Task goal: Copy every line of the following data that includes the string "arrow".

Saved data entries
----
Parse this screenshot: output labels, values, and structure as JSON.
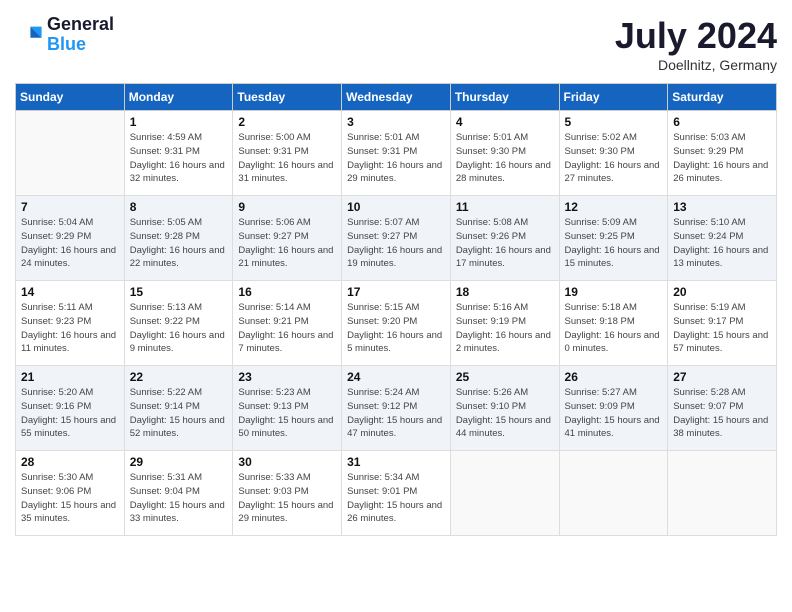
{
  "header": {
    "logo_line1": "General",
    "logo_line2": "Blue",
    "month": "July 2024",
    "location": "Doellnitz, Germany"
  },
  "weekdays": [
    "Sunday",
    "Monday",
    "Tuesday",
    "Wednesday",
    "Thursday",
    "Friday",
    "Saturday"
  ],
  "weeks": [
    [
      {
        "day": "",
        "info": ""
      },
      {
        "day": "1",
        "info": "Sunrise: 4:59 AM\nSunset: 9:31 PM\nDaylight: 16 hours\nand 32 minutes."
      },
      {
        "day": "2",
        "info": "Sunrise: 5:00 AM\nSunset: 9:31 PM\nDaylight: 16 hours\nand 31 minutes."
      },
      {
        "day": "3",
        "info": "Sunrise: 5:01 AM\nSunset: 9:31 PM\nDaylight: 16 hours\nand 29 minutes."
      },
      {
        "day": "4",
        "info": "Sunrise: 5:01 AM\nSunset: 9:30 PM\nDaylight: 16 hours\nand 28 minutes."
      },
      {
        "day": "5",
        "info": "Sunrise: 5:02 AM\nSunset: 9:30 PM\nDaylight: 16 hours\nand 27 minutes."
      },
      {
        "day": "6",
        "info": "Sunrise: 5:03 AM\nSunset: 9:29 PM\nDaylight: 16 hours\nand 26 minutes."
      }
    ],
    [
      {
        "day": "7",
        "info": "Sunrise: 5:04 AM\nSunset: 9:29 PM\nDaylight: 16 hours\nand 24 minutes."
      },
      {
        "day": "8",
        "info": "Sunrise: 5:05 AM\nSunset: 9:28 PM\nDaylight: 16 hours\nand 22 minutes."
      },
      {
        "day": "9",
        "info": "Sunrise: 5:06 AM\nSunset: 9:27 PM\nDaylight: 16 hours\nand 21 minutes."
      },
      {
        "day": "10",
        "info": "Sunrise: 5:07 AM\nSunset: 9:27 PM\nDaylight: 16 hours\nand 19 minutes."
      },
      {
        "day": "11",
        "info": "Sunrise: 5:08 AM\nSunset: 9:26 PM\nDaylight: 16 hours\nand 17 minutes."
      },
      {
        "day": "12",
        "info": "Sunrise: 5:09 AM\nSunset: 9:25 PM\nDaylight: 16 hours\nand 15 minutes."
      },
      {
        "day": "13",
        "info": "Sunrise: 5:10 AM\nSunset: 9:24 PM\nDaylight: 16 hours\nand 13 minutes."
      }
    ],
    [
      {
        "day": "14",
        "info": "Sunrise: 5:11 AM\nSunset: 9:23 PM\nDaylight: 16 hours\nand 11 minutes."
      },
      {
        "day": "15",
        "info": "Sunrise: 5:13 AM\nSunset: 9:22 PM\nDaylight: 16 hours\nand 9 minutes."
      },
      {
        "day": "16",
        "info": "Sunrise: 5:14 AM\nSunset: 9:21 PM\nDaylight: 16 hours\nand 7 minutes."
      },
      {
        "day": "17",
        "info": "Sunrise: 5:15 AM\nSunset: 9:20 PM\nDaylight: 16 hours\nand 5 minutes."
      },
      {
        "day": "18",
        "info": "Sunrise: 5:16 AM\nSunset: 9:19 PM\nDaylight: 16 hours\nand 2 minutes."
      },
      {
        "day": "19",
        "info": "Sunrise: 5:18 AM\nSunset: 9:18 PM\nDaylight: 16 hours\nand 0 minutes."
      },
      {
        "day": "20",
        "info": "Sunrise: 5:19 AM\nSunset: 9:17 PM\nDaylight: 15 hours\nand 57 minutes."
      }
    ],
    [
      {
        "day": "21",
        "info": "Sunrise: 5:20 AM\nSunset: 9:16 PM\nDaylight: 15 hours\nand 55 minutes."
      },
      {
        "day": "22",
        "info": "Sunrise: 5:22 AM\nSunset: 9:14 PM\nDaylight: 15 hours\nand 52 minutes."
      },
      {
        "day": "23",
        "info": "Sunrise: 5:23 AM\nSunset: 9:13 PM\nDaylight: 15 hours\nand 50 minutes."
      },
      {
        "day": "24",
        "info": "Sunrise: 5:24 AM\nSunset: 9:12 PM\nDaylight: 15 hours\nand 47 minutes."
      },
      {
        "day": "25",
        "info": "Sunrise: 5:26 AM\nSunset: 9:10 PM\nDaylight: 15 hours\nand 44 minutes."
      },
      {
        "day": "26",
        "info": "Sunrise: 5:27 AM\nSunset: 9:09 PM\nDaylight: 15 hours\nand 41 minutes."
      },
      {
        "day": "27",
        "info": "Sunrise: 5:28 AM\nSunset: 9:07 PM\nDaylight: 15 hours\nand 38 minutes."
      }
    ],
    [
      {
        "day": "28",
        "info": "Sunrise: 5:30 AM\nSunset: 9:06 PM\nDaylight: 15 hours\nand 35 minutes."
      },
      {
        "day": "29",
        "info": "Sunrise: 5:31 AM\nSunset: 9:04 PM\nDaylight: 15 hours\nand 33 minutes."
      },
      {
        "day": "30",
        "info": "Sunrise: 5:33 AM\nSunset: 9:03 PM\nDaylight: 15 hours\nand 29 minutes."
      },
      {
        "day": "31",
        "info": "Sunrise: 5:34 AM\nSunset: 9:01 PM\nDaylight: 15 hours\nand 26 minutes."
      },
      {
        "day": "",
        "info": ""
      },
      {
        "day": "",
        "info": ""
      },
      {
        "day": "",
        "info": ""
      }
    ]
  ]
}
----
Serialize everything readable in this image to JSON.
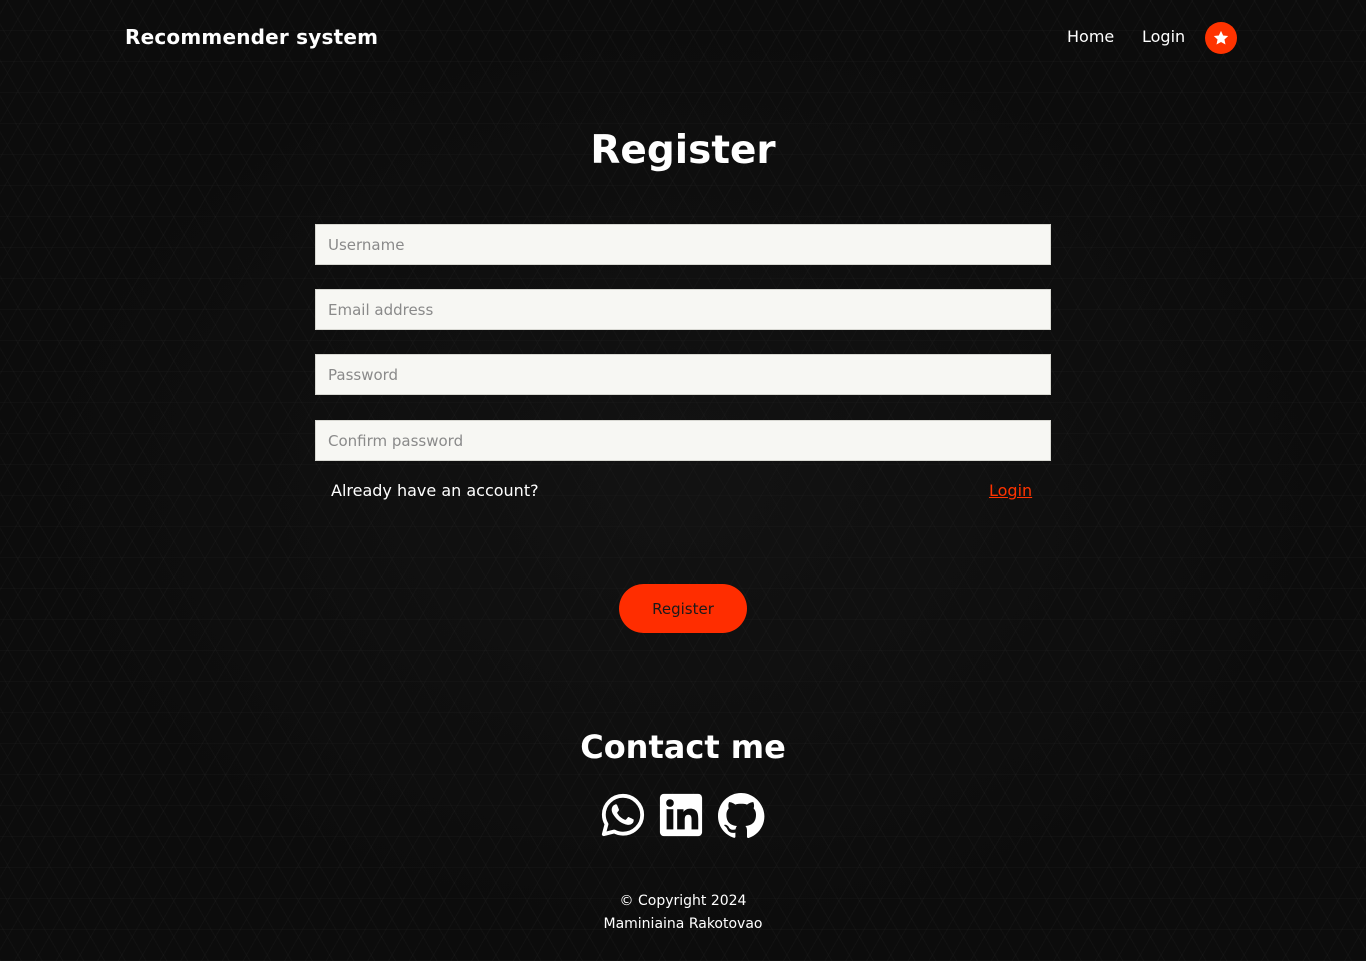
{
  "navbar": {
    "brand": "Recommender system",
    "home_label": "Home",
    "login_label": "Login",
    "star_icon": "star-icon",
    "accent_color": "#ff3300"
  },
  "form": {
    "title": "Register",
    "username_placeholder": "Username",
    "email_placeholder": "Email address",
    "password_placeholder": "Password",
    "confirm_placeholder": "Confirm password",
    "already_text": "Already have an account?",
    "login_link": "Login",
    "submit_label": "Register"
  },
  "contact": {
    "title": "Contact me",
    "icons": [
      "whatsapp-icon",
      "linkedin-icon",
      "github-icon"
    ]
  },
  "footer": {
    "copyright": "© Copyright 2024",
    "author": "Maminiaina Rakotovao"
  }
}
----
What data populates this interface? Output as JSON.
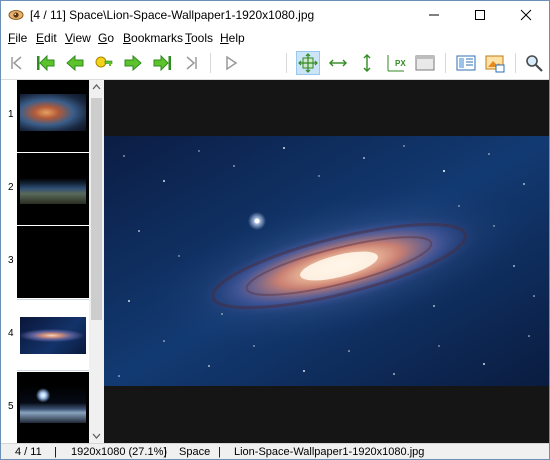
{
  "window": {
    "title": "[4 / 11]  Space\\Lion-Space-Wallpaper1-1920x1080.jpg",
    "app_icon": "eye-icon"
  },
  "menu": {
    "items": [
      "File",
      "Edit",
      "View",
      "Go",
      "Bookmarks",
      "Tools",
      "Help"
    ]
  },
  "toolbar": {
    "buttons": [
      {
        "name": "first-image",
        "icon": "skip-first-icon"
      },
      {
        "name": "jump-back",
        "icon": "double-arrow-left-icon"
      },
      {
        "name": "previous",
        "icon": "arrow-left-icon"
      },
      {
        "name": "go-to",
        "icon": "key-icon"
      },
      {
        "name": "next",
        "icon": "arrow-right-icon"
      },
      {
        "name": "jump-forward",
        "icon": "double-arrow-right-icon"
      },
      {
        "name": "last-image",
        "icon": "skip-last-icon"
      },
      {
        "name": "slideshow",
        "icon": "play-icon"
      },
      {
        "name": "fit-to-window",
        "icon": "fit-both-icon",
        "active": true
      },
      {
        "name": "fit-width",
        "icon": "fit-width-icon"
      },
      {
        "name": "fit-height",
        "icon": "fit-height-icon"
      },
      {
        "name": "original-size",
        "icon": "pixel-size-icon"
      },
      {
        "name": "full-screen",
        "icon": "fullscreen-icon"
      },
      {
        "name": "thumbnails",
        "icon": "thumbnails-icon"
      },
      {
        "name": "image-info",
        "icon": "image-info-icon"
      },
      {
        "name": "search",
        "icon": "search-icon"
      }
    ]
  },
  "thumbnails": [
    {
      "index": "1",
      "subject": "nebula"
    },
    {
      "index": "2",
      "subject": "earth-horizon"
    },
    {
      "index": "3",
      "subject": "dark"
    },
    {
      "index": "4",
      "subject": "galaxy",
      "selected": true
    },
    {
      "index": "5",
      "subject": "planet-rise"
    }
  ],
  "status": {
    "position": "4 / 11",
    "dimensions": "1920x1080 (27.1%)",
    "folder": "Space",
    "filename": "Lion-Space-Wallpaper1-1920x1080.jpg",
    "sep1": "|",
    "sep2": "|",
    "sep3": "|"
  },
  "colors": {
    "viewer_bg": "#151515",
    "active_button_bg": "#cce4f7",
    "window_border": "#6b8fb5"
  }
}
----
Complete response:
        "icon": "double-arrow-left-icon"
        "icon": "arrow-left-icon"
        "icon": "arrow-right-icon"
        "icon": "double-arrow-right-icon"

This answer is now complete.